■ Supplied entries:

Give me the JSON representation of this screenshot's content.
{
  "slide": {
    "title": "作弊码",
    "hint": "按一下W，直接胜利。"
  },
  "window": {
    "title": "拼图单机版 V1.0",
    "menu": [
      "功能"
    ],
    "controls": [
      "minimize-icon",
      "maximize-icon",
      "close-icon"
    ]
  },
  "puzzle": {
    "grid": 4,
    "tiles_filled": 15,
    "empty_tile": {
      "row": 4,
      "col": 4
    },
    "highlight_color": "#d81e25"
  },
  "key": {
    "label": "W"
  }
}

* * *

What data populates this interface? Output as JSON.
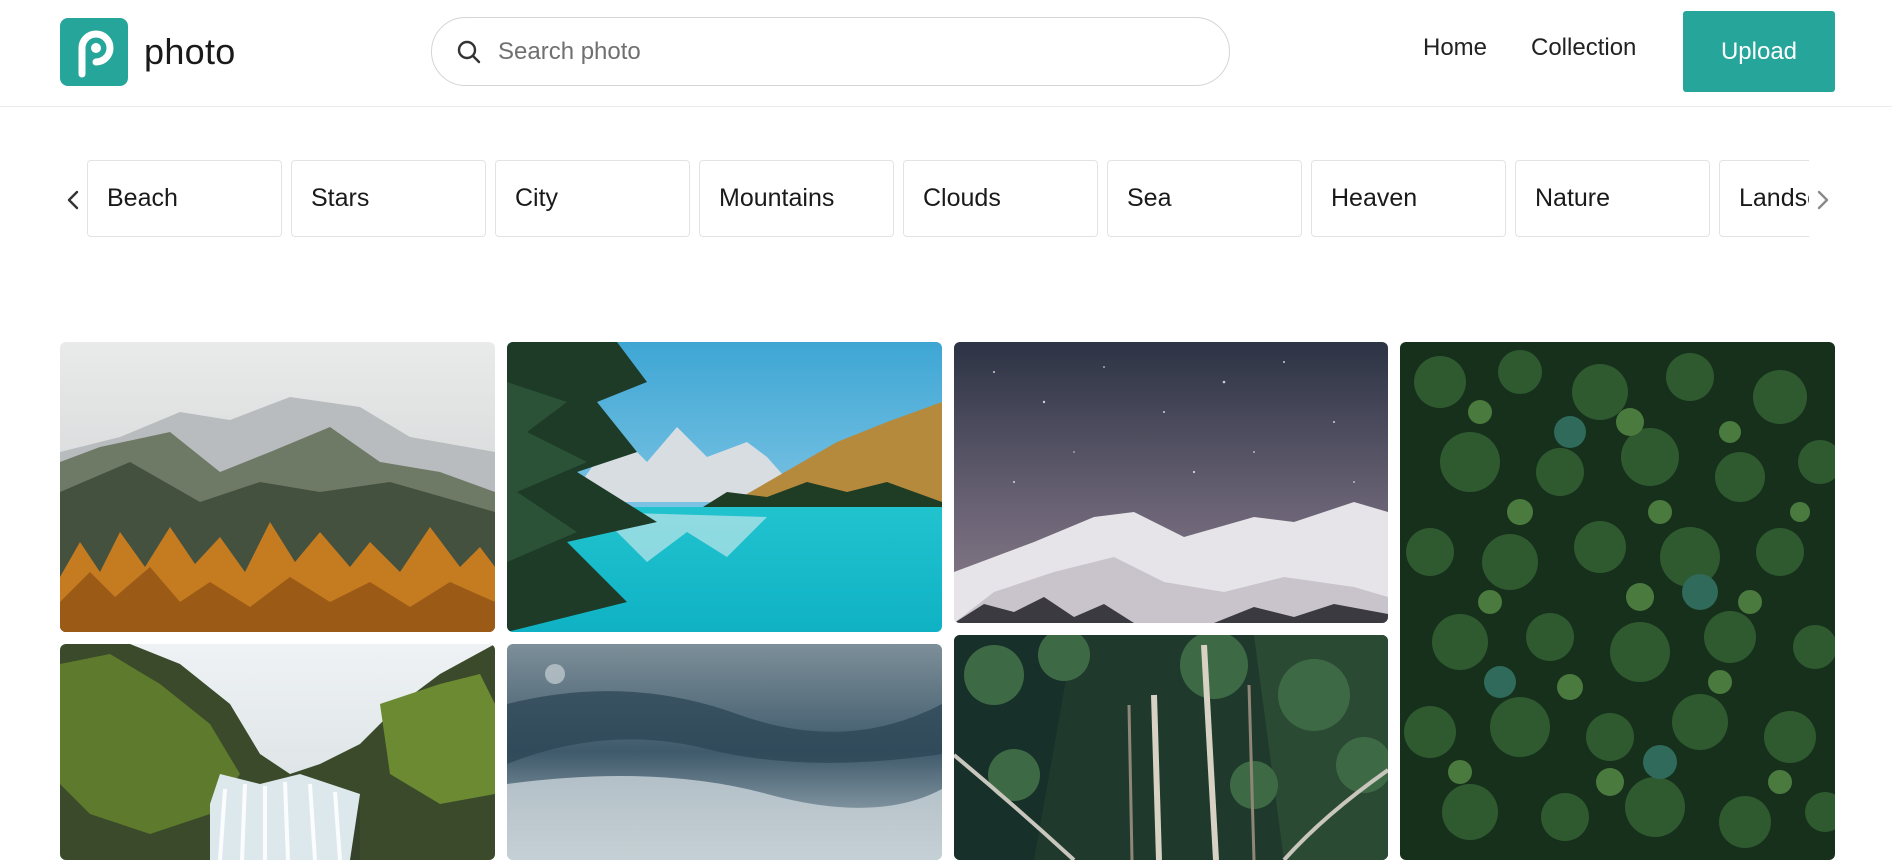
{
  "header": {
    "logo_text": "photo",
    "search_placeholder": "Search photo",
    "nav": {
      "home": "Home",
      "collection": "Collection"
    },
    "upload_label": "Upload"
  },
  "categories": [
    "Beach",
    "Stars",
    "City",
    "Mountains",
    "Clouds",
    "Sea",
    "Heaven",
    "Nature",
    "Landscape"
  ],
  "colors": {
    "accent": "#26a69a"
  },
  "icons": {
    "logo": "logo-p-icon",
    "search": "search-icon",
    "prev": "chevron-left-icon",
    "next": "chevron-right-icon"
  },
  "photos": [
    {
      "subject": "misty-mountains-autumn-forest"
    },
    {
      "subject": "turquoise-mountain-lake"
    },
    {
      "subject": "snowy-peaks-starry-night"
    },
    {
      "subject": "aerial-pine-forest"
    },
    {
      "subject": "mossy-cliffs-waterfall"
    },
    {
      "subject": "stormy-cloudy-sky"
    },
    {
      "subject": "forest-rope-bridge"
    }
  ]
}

■ What the task requires:
In the material above, find the lines that contain "this" and show them.

■ The completed task:
Give me the JSON representation of this screenshot's content.
What data populates this interface? Output as JSON.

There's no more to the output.